**Brief:** Extract every record, keeping each one exactly as it is.

Source data:
★ ★ ★ ★ ★

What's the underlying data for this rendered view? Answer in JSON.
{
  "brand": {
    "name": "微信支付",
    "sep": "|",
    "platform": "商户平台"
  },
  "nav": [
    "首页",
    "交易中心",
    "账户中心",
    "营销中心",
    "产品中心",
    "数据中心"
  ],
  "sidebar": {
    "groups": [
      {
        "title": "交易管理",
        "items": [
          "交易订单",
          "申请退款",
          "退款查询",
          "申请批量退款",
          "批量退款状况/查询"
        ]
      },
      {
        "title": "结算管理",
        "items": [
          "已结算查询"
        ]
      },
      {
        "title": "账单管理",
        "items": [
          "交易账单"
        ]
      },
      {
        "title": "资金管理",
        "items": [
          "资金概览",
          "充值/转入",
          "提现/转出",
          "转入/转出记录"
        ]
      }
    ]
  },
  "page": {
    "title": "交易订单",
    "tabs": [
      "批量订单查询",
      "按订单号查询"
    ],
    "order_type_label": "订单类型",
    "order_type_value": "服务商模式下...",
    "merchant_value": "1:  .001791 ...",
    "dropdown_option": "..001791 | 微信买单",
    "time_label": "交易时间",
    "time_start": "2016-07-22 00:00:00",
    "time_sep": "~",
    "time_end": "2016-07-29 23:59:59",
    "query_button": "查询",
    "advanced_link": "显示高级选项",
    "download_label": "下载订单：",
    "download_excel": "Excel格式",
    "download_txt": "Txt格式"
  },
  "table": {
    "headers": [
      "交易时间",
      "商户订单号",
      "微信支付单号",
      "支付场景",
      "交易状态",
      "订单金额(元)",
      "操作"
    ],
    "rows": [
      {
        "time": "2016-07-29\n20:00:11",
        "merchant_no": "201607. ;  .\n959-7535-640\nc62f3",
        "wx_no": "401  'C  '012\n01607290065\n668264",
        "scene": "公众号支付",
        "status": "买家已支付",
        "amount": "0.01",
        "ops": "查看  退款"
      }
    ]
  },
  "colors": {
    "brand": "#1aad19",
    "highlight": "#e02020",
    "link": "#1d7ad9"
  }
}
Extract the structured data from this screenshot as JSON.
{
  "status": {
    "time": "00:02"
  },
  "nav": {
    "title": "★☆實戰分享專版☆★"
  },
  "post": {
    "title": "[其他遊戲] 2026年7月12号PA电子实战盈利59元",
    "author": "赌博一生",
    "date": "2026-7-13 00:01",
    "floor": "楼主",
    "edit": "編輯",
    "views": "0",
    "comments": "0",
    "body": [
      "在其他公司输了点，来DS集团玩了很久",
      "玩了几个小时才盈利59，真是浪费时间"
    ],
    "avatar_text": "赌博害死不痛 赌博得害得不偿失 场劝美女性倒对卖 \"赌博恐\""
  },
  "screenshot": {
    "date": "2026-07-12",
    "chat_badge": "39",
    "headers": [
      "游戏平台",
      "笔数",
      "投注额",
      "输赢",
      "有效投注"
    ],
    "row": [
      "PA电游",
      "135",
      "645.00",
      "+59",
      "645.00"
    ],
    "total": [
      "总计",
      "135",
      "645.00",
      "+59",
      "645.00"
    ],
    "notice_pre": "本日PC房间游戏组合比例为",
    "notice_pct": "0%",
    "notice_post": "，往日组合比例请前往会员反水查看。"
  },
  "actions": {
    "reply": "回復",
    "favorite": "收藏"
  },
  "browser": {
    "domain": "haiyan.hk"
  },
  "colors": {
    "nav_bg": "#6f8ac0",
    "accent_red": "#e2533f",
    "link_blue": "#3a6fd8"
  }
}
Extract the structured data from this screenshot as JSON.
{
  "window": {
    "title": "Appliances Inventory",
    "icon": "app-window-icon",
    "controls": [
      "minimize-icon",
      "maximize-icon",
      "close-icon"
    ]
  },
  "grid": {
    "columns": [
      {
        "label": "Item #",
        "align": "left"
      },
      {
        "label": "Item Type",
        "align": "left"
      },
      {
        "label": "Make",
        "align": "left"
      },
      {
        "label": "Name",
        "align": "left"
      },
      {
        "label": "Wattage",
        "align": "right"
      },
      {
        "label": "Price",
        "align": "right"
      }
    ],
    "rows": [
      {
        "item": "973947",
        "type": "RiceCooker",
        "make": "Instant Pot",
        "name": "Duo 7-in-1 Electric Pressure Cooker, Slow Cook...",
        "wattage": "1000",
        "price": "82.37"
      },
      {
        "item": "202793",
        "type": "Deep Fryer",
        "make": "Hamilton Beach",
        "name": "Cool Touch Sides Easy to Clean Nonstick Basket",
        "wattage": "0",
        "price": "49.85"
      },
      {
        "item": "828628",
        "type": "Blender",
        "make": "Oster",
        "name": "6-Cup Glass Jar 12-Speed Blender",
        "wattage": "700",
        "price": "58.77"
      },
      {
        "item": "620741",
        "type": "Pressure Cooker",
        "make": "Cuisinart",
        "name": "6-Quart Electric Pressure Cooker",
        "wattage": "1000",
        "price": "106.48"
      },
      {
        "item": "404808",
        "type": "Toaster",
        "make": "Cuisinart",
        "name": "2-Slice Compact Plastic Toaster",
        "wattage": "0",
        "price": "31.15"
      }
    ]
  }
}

★ ★ ★ ★ ★

**Exercise solution:**
What's the underlying data for this rendered view? Answer in JSON.
{
  "brand": {
    "name": "微信支付",
    "sep": "|",
    "platform": "商户平台"
  },
  "nav": [
    "首页",
    "交易中心",
    "账户中心",
    "营销中心",
    "产品中心",
    "数据中心"
  ],
  "sidebar": {
    "groups": [
      {
        "title": "交易管理",
        "items": [
          "交易订单",
          "申请退款",
          "退款查询",
          "申请批量退款",
          "批量退款状况/查询"
        ]
      },
      {
        "title": "结算管理",
        "items": [
          "已结算查询"
        ]
      },
      {
        "title": "账单管理",
        "items": [
          "交易账单"
        ]
      },
      {
        "title": "资金管理",
        "items": [
          "资金概览",
          "充值/转入",
          "提现/转出",
          "转入/转出记录"
        ]
      }
    ]
  },
  "page": {
    "title": "交易订单",
    "tabs": [
      "批量订单查询",
      "按订单号查询"
    ],
    "order_type_label": "订单类型",
    "order_type_value": "服务商模式下...",
    "merchant_value": "1:  .001791 ...",
    "dropdown_option": "..001791 | 微信买单",
    "time_label": "交易时间",
    "time_start": "2016-07-22 00:00:00",
    "time_sep": "~",
    "time_end": "2016-07-29 23:59:59",
    "query_button": "查询",
    "advanced_link": "显示高级选项",
    "download_label": "下载订单：",
    "download_excel": "Excel格式",
    "download_txt": "Txt格式"
  },
  "table": {
    "headers": [
      "交易时间",
      "商户订单号",
      "微信支付单号",
      "支付场景",
      "交易状态",
      "订单金额(元)",
      "操作"
    ],
    "rows": [
      {
        "time": "2016-07-29\n20:00:11",
        "merchant_no": "201607. ;  .\n959-7535-640\nc62f3",
        "wx_no": "401  'C  '012\n01607290065\n668264",
        "scene": "公众号支付",
        "status": "买家已支付",
        "amount": "0.01",
        "ops": "查看  退款"
      }
    ]
  },
  "colors": {
    "brand": "#1aad19",
    "highlight": "#e02020",
    "link": "#1d7ad9"
  }
}
Extract the structured data from this screenshot as JSON.
{
  "status": {
    "time": "00:02"
  },
  "nav": {
    "title": "★☆實戰分享專版☆★"
  },
  "post": {
    "title": "[其他遊戲] 2026年7月12号PA电子实战盈利59元",
    "author": "赌博一生",
    "date": "2026-7-13 00:01",
    "floor": "楼主",
    "edit": "編輯",
    "views": "0",
    "comments": "0",
    "body": [
      "在其他公司输了点，来DS集团玩了很久",
      "玩了几个小时才盈利59，真是浪费时间"
    ],
    "avatar_text": "赌博害死不痛 赌博得害得不偿失 场劝美女性倒对卖 \"赌博恐\""
  },
  "screenshot": {
    "date": "2026-07-12",
    "chat_badge": "39",
    "headers": [
      "游戏平台",
      "笔数",
      "投注额",
      "输赢",
      "有效投注"
    ],
    "row": [
      "PA电游",
      "135",
      "645.00",
      "+59",
      "645.00"
    ],
    "total": [
      "总计",
      "135",
      "645.00",
      "+59",
      "645.00"
    ],
    "notice_pre": "本日PC房间游戏组合比例为",
    "notice_pct": "0%",
    "notice_post": "，往日组合比例请前往会员反水查看。"
  },
  "actions": {
    "reply": "回復",
    "favorite": "收藏"
  },
  "browser": {
    "domain": "haiyan.hk"
  },
  "colors": {
    "nav_bg": "#6f8ac0",
    "accent_red": "#e2533f",
    "link_blue": "#3a6fd8"
  }
}
Extract the structured data from this screenshot as JSON.
{
  "window": {
    "title": "Appliances Inventory",
    "icon": "app-window-icon",
    "controls": [
      "minimize-icon",
      "maximize-icon",
      "close-icon"
    ]
  },
  "grid": {
    "columns": [
      {
        "label": "Item #",
        "align": "left"
      },
      {
        "label": "Item Type",
        "align": "left"
      },
      {
        "label": "Make",
        "align": "left"
      },
      {
        "label": "Name",
        "align": "left"
      },
      {
        "label": "Wattage",
        "align": "right"
      },
      {
        "label": "Price",
        "align": "right"
      }
    ],
    "rows": [
      {
        "item": "973947",
        "type": "RiceCooker",
        "make": "Instant Pot",
        "name": "Duo 7-in-1 Electric Pressure Cooker, Slow Cook...",
        "wattage": "1000",
        "price": "82.37"
      },
      {
        "item": "202793",
        "type": "Deep Fryer",
        "make": "Hamilton Beach",
        "name": "Cool Touch Sides Easy to Clean Nonstick Basket",
        "wattage": "0",
        "price": "49.85"
      },
      {
        "item": "828628",
        "type": "Blender",
        "make": "Oster",
        "name": "6-Cup Glass Jar 12-Speed Blender",
        "wattage": "700",
        "price": "58.77"
      },
      {
        "item": "620741",
        "type": "Pressure Cooker",
        "make": "Cuisinart",
        "name": "6-Quart Electric Pressure Cooker",
        "wattage": "1000",
        "price": "106.48"
      },
      {
        "item": "404808",
        "type": "Toaster",
        "make": "Cuisinart",
        "name": "2-Slice Compact Plastic Toaster",
        "wattage": "0",
        "price": "31.15"
      }
    ]
  }
}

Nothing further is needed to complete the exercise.